Focus in the face of adversity
The setting for ElectroniCast Corp.'s 13th Annual Monterey Conference was the same as last year-a spa/resort hotel right on the ocean, complete with sunshine, sea gulls, and seals. Yet, the ambience this year was decidedly different. There may have been plenty of sunshine in Monterey, but the current downturn hovered like a dark cover of clouds above the industry leaders in attendance.
Naturally, everyone wanted to know how long the current gloom would linger. Both ElectroniCast analysts and presenters from a variety of industry segments continued to express the same long-term optimism that has marked just about every gathering of optical industry players over the last five years. Jeff Montgomery, ElectroniCast's chairman, predicted that the spending of digital-centric carriers on communications equipment will continue its downward trend through the quarter that ends this month, level off over the next six months, then pick up again early next year. Spending will increase through 2006 at an average annual growth rate of 25%.
For optical-component manufacturers, that means relatively happy days will be here again next year. But how do you get through the next six to eight months? I came across two sources of advice at the conference whose views I'd recommend.

*Information*.
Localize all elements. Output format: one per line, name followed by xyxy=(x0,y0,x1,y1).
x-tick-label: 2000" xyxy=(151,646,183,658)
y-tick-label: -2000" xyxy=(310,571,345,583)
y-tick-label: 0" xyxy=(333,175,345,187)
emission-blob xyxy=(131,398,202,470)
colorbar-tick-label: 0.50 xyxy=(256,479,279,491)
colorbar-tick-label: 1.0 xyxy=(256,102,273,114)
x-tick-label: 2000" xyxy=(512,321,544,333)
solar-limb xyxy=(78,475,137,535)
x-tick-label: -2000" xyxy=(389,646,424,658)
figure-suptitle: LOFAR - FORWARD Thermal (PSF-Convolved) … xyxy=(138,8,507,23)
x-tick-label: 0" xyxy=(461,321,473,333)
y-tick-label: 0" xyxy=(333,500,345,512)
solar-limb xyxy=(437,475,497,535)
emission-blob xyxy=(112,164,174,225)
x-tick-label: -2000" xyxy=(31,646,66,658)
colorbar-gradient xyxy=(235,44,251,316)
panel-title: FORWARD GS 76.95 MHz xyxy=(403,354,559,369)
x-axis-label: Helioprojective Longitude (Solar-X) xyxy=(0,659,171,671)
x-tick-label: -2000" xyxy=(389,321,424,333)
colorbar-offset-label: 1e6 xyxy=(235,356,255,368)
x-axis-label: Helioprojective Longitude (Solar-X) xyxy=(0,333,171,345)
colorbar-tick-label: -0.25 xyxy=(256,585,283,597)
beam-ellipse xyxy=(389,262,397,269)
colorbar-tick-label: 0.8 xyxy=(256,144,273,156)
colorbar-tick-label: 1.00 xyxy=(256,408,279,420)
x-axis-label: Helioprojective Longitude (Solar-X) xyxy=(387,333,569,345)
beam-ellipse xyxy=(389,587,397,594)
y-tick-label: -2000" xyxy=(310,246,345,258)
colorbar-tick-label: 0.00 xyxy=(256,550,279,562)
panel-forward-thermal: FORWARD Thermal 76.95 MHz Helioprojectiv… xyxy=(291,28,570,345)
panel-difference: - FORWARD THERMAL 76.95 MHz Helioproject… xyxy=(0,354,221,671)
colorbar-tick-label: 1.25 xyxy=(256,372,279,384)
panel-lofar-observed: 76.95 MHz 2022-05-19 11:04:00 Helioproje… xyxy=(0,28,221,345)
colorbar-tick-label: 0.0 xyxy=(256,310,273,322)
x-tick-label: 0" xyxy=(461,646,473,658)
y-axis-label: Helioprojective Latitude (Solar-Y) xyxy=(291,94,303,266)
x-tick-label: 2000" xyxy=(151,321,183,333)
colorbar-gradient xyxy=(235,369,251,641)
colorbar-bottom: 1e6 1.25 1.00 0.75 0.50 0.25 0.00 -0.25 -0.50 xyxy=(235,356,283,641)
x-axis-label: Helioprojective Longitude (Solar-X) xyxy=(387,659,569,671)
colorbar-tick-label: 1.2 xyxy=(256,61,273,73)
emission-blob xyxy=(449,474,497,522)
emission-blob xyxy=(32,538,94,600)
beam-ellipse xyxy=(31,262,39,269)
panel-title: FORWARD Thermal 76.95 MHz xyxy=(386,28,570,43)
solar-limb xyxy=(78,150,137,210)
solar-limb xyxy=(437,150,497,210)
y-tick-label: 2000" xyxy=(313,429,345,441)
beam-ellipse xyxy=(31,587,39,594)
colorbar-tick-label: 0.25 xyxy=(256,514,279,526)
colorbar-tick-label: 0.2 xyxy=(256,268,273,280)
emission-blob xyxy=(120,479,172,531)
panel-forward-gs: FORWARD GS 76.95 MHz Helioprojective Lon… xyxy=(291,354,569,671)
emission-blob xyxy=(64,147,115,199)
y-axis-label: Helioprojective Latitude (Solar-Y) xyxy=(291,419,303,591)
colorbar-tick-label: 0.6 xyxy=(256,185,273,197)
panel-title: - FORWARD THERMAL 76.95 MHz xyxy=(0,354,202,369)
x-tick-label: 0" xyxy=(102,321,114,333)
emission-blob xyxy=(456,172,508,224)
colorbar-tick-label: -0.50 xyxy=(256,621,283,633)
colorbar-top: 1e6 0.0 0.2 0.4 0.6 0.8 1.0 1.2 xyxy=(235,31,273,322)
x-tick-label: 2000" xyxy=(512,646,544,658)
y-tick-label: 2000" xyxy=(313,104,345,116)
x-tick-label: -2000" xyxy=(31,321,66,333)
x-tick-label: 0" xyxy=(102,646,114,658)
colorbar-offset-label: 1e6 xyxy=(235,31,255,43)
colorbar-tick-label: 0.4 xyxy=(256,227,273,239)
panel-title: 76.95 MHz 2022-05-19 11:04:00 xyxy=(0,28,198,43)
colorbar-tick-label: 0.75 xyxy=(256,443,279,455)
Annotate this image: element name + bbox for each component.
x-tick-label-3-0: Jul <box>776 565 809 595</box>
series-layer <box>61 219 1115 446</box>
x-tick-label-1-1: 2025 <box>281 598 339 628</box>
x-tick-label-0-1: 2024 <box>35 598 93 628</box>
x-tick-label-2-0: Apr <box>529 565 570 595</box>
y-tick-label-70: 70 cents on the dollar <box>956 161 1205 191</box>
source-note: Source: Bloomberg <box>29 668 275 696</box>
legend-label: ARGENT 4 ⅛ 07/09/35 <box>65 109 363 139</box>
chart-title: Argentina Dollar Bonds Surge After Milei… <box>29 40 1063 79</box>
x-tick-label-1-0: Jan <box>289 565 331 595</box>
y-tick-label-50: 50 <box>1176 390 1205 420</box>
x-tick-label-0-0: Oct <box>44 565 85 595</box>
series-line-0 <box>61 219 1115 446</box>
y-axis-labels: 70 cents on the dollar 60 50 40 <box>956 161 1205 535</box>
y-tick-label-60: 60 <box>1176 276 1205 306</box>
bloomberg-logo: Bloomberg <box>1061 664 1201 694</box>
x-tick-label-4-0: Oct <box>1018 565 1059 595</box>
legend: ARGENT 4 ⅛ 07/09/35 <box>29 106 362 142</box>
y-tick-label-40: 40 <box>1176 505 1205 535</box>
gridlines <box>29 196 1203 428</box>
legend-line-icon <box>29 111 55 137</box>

*What you will do*.
**1.** List the things the Monterey conference piece says the spa/resort hotel setting came complete with.
**2.** In the Monterey conference piece, what average annual growth rate did Jeff Montgomery predict for carrier spending through 2006?

*Responses*.
**1.** sunshine, sea gulls, seals

**2.** 25%